+++ Material provided
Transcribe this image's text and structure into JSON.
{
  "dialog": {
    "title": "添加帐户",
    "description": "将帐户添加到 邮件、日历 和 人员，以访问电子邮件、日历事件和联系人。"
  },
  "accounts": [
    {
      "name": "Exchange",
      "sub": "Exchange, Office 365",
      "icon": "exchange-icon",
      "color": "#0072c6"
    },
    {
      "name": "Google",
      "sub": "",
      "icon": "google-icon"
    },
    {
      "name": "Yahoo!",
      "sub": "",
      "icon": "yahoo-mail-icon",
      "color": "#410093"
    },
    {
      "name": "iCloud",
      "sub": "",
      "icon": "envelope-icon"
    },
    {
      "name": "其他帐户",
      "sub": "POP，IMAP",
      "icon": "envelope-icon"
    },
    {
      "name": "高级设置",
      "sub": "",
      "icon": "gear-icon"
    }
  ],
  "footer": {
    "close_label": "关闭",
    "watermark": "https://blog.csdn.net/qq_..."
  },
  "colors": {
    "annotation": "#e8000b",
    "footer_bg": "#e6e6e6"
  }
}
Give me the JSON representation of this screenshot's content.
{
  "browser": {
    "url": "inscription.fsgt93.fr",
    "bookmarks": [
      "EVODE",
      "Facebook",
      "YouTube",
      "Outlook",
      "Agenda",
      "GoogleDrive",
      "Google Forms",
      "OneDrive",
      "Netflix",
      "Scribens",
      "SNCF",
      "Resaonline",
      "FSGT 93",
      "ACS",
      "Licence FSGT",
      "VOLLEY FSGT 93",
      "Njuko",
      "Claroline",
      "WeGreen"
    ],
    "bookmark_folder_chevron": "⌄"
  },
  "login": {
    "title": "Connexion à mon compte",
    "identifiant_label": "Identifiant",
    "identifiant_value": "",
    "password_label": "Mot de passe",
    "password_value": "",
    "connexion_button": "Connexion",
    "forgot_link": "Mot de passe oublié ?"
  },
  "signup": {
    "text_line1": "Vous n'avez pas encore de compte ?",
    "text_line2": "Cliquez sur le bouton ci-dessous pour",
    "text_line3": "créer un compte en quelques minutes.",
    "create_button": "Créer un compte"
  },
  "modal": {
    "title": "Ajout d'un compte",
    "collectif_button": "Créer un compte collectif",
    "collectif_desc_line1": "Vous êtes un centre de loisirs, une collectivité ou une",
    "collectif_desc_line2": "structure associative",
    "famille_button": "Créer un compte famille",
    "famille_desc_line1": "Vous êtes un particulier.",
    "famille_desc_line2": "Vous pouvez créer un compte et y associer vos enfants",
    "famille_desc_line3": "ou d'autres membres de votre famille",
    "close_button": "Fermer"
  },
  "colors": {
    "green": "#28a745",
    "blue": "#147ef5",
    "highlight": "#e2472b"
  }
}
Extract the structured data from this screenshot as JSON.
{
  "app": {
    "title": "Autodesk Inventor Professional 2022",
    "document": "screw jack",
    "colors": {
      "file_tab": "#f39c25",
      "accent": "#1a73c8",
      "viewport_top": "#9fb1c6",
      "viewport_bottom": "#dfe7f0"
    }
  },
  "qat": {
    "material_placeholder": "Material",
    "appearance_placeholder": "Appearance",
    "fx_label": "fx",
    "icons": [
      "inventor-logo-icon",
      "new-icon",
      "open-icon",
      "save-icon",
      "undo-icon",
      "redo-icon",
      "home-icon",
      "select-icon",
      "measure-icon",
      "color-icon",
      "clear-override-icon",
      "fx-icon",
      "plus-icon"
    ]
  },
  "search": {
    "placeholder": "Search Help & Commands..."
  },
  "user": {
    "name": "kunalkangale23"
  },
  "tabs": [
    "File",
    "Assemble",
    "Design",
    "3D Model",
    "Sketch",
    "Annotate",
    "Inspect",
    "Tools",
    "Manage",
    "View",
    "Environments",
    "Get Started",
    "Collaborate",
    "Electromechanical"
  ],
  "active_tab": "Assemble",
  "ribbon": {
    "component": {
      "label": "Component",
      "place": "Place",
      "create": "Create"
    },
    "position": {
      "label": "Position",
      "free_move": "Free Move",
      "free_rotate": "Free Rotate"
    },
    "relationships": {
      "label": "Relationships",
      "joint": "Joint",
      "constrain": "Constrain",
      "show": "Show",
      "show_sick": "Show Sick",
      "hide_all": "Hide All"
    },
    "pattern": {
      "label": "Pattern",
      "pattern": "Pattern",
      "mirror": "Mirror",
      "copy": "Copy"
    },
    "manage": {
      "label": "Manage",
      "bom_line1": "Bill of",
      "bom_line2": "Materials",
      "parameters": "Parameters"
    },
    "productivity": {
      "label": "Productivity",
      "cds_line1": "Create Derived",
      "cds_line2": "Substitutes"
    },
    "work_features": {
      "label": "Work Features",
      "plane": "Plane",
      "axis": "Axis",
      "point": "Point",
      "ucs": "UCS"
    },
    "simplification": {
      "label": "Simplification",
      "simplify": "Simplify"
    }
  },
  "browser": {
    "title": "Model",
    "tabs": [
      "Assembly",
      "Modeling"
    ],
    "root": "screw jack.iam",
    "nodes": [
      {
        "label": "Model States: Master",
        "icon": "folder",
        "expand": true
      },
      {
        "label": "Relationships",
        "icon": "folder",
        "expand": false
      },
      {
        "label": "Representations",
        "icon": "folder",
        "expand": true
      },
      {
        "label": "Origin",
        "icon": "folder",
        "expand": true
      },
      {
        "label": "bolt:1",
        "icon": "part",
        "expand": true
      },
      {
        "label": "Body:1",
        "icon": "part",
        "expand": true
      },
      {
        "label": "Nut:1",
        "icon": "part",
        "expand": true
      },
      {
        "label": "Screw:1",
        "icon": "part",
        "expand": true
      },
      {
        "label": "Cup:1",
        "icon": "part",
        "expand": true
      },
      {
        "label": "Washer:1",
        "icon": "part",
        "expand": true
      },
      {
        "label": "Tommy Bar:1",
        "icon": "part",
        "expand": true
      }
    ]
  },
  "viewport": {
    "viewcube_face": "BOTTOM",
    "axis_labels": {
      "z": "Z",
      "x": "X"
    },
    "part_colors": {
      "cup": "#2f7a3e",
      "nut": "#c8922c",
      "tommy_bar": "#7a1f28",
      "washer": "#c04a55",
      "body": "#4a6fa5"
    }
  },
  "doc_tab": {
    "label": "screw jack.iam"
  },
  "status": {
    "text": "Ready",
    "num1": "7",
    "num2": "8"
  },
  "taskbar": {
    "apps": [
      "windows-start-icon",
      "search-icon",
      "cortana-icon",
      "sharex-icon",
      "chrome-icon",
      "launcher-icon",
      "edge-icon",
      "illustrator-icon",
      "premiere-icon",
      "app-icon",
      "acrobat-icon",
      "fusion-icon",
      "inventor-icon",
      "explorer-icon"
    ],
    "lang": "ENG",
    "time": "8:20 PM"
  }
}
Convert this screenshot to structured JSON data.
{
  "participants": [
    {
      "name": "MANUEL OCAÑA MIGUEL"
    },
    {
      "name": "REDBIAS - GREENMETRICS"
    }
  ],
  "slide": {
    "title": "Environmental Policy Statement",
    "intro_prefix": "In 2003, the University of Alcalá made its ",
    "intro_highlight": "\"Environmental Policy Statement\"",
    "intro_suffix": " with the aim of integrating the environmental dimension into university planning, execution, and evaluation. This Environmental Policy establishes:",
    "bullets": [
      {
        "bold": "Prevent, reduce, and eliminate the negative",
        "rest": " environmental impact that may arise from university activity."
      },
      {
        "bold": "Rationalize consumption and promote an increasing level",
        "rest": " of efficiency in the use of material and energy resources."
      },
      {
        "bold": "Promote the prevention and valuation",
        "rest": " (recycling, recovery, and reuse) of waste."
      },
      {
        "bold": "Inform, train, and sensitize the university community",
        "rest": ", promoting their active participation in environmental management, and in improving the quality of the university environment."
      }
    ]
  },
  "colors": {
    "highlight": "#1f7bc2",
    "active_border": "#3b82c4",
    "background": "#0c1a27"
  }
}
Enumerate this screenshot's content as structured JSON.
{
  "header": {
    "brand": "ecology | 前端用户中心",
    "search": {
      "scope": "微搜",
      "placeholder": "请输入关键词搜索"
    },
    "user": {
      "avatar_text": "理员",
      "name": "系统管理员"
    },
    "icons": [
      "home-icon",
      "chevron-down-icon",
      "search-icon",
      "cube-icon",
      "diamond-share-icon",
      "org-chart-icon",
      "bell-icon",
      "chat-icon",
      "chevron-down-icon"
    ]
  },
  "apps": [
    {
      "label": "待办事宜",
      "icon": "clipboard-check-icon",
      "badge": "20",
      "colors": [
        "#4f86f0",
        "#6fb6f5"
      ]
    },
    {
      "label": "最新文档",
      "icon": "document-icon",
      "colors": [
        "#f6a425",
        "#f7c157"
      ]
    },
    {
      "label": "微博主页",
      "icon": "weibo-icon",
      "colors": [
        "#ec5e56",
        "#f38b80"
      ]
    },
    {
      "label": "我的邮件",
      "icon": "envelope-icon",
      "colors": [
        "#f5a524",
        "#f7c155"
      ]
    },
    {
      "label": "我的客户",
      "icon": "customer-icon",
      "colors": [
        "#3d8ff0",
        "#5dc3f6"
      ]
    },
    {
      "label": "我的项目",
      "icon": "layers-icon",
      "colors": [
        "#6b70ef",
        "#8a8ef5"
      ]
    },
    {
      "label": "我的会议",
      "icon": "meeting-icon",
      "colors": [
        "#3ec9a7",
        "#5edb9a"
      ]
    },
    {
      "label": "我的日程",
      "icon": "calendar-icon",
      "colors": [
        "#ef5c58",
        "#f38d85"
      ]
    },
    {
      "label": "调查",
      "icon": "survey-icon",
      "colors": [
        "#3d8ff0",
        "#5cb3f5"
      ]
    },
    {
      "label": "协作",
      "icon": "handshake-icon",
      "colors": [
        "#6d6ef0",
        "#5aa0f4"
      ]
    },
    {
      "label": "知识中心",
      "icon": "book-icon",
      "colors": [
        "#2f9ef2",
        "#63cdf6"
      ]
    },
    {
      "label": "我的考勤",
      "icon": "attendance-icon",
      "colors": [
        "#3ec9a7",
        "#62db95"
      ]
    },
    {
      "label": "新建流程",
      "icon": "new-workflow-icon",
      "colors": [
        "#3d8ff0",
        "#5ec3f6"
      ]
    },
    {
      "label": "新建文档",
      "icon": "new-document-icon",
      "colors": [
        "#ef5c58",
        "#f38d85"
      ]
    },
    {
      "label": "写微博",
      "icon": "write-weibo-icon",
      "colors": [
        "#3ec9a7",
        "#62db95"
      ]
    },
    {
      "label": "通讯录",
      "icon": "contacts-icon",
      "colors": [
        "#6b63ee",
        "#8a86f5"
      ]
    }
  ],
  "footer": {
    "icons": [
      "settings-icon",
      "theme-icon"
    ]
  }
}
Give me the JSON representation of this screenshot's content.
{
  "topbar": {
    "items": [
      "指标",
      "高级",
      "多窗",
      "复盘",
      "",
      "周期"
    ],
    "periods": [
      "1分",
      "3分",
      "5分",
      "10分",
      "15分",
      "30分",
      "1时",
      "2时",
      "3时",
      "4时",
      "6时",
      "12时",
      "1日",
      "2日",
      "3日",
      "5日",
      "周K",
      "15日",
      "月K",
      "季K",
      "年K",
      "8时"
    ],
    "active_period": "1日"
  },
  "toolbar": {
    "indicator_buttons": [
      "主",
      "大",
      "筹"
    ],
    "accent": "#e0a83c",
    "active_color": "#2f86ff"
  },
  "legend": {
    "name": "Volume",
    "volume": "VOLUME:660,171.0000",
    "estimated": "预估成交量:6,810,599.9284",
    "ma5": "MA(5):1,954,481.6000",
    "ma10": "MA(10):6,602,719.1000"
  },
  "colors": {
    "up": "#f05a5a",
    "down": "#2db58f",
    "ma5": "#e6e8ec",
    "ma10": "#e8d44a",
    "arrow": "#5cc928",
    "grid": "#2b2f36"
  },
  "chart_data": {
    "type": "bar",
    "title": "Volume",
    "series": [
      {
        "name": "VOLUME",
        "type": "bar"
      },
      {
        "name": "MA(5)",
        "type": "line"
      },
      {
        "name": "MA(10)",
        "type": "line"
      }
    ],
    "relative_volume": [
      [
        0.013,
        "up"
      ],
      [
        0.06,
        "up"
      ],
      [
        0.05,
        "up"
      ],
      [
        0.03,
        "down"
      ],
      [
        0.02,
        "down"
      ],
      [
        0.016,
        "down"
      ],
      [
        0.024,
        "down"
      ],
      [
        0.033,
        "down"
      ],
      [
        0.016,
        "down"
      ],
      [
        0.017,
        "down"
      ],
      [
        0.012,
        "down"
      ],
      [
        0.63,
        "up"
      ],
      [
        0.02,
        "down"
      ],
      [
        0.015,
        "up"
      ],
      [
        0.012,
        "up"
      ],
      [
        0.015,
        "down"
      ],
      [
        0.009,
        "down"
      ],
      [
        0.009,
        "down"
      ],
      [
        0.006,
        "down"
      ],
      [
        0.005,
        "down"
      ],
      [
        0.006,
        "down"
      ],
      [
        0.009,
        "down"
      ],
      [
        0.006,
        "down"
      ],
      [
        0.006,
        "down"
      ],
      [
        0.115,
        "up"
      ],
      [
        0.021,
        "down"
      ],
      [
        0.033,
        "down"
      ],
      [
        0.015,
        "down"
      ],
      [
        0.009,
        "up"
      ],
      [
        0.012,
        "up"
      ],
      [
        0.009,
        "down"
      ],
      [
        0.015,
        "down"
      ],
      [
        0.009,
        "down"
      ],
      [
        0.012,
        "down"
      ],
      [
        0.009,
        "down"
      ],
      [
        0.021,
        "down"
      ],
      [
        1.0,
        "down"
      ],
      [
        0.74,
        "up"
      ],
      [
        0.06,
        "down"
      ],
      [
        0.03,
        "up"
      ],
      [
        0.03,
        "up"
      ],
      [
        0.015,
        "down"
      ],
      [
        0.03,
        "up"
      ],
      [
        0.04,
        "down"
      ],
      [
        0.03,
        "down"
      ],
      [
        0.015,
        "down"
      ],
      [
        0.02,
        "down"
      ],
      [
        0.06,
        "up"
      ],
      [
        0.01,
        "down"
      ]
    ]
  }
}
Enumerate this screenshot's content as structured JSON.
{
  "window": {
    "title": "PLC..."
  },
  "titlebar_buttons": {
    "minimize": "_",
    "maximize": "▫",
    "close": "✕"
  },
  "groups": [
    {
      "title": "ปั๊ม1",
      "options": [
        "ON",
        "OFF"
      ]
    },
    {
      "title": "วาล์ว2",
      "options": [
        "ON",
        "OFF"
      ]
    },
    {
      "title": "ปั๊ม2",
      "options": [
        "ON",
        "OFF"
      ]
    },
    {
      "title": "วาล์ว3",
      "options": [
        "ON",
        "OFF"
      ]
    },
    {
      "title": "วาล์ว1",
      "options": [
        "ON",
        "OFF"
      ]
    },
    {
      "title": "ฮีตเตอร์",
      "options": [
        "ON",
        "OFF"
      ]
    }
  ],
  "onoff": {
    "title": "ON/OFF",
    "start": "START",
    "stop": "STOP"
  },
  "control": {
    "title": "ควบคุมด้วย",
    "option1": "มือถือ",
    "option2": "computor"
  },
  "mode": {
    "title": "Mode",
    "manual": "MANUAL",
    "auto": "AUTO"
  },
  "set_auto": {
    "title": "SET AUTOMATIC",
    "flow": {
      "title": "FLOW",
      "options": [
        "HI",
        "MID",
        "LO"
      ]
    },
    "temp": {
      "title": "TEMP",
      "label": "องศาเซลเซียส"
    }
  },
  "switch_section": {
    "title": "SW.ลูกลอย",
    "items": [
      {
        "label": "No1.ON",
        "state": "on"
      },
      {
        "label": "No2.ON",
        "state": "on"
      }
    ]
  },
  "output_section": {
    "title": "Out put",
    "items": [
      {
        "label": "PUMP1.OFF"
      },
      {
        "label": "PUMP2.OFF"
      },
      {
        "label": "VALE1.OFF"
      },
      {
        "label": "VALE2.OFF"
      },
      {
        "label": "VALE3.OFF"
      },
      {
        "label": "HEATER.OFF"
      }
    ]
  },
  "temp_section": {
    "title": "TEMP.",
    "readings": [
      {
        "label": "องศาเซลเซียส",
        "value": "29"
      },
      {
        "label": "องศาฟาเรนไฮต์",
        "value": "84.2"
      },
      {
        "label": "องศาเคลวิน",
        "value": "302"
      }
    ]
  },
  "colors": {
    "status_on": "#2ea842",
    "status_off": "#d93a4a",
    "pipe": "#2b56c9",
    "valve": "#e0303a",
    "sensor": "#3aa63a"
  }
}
++++++
*Written request*:
Search the preceding listing for "JSON" and extract every line where it is found.

*Output for this task*:
Transcribe this image's text and structure into JSON.
Give me the JSON representation of this screenshot's content.
Extract the structured data from this screenshot as JSON.
Convert this screenshot to structured JSON data.
Enumerate this screenshot's content as structured JSON.
Give me the JSON representation of this screenshot's content.
Enumerate this screenshot's content as structured JSON.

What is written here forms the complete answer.